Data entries
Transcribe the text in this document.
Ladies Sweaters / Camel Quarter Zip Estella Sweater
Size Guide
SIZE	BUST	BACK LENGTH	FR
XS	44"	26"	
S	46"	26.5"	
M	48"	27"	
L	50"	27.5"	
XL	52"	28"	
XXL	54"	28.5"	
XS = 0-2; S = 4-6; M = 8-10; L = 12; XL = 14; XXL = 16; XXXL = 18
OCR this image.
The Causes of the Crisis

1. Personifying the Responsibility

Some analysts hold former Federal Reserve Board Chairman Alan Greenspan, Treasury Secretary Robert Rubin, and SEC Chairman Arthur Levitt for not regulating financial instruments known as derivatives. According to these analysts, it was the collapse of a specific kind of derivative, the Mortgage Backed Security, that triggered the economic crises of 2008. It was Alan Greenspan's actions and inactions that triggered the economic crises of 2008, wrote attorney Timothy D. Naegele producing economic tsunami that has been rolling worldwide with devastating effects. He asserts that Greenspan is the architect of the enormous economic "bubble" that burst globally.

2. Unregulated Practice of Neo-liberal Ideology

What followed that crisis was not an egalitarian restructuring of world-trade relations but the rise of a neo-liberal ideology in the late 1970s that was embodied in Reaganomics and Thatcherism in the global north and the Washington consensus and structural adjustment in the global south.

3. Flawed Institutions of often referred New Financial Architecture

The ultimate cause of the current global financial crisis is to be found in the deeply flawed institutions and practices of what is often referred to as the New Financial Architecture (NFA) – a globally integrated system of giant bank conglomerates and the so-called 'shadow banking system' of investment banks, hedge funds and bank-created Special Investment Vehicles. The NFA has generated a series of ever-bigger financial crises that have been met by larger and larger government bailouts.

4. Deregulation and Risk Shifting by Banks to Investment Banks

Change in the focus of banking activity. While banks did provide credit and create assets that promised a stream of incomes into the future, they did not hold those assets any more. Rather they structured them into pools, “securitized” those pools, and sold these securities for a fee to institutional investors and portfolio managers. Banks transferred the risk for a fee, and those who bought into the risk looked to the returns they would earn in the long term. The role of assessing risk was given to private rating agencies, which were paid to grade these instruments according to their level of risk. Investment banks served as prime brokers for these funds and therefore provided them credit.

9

=== WORK INSTRUCTIONS ===
Going through the records above, state how many lines carry "referred", with no other text.

=== OUTPUT OF THE TASK ===
2